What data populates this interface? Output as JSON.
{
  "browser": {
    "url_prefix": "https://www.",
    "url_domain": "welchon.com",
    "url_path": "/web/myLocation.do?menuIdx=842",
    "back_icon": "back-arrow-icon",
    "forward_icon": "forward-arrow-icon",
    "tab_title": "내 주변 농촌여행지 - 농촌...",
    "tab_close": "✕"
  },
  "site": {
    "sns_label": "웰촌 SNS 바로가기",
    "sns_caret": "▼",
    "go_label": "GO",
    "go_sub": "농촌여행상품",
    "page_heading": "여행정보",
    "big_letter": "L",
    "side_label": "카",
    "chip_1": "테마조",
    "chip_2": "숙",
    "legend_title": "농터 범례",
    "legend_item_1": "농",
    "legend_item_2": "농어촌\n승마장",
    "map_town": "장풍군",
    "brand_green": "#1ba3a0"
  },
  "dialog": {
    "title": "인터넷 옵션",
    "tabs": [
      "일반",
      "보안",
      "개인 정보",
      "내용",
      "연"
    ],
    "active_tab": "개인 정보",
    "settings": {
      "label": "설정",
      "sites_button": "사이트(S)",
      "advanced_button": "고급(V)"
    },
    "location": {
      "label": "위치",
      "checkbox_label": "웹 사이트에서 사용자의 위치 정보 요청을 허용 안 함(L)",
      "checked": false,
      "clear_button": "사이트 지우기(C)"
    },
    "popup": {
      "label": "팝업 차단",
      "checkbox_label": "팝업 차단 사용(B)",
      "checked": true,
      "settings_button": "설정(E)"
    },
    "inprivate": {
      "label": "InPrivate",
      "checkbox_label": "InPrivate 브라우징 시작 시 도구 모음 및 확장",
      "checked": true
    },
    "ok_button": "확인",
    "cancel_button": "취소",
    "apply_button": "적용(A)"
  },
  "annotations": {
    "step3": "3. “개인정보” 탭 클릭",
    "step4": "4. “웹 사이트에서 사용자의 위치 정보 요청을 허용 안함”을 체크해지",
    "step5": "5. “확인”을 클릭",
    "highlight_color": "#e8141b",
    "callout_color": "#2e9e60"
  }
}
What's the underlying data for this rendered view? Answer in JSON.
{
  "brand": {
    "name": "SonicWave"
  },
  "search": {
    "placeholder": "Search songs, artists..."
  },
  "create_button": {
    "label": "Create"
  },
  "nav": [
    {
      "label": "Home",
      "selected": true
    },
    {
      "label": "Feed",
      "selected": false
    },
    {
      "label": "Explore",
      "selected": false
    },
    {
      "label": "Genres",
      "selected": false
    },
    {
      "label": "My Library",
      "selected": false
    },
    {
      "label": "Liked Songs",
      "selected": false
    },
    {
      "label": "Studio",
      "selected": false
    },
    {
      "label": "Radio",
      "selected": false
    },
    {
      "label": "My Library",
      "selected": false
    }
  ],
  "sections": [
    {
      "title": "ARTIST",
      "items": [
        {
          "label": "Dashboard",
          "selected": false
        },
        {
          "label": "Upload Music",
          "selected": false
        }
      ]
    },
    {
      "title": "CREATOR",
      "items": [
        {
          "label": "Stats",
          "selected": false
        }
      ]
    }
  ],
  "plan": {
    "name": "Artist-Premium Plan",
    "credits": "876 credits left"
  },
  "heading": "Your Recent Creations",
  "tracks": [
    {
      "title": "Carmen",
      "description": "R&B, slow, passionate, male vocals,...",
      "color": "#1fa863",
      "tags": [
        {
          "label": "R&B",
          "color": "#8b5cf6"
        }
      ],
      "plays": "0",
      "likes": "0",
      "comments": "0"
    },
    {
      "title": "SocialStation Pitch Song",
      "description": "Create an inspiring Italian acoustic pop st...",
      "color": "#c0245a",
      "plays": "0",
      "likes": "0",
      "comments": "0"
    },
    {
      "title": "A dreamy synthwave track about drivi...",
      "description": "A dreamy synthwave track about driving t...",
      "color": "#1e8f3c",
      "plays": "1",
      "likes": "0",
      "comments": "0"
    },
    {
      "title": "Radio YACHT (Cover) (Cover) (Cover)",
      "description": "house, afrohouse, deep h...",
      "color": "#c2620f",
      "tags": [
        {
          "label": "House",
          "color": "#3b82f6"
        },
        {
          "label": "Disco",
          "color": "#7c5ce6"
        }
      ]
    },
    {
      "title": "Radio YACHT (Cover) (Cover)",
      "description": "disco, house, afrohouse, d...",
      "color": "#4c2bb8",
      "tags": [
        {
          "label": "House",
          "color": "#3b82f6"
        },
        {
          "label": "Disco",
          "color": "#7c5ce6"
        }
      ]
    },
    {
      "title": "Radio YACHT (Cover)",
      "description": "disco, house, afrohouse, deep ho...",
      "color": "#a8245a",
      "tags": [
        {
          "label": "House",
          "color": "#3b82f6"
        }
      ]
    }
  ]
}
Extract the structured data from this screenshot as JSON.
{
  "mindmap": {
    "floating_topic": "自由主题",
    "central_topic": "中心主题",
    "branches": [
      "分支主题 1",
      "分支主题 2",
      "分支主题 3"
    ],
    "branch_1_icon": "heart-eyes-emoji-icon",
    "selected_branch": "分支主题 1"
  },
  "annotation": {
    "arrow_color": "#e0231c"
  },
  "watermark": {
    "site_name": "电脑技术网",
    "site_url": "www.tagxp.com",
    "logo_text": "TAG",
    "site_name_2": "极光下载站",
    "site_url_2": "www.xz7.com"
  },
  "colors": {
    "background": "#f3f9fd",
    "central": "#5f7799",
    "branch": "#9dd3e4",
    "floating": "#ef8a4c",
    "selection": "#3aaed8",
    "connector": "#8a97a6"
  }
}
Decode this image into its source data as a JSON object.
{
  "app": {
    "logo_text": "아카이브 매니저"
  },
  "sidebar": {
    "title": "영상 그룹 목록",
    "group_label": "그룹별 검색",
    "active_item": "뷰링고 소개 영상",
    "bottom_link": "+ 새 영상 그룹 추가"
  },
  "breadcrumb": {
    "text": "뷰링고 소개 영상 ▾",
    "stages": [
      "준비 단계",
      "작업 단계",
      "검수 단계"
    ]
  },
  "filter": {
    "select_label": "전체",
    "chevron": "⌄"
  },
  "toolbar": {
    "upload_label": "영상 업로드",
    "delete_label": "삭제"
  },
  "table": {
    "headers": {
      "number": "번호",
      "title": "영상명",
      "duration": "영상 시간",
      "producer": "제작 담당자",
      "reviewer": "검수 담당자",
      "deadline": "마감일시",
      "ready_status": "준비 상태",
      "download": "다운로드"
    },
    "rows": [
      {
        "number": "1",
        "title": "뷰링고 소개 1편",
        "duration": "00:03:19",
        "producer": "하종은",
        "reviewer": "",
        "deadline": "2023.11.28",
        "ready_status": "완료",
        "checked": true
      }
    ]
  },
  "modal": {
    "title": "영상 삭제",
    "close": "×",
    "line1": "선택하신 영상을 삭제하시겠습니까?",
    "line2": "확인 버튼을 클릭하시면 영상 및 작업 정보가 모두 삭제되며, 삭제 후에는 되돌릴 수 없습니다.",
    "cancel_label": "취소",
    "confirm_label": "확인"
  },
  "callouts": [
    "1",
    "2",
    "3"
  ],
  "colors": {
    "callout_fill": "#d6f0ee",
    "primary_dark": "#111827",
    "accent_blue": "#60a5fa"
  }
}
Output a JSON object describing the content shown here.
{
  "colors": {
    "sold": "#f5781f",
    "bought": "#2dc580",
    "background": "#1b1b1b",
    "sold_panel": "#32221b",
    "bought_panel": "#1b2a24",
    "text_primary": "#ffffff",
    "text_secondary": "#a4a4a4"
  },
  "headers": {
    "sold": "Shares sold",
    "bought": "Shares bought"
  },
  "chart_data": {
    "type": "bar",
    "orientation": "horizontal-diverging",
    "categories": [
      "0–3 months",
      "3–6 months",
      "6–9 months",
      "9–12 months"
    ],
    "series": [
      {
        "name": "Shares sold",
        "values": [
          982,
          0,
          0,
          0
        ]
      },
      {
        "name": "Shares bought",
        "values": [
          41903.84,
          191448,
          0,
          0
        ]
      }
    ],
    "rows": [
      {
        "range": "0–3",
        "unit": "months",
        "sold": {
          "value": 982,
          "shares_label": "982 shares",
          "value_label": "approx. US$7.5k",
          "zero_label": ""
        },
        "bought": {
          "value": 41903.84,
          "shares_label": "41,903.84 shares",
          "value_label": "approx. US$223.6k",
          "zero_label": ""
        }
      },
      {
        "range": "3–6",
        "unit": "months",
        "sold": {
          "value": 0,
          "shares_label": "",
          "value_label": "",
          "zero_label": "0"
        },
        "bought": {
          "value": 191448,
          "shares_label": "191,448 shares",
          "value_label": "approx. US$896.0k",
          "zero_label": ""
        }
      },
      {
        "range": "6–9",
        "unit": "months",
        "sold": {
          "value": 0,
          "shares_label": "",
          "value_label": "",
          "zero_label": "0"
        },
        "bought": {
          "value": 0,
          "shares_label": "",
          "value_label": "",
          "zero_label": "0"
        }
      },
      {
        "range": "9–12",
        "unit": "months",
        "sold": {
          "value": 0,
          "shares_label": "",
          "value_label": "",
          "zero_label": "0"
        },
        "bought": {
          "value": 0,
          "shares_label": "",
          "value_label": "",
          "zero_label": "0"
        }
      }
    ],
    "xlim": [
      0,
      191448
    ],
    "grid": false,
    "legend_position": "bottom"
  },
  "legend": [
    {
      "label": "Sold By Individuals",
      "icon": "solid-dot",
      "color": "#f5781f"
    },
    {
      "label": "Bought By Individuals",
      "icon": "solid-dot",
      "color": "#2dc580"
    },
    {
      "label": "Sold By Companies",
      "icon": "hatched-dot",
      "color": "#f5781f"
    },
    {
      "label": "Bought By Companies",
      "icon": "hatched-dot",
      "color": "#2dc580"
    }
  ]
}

──────

__GIVEN TASK__
Identify all lines where the word "Radio" shows up. Copy them.

__RESULT OF THE TASK__
      "label": "Radio",
      "title": "Radio YACHT (Cover) (Cover) (Cover)",
      "title": "Radio YACHT (Cover) (Cover)",
      "title": "Radio YACHT (Cover)",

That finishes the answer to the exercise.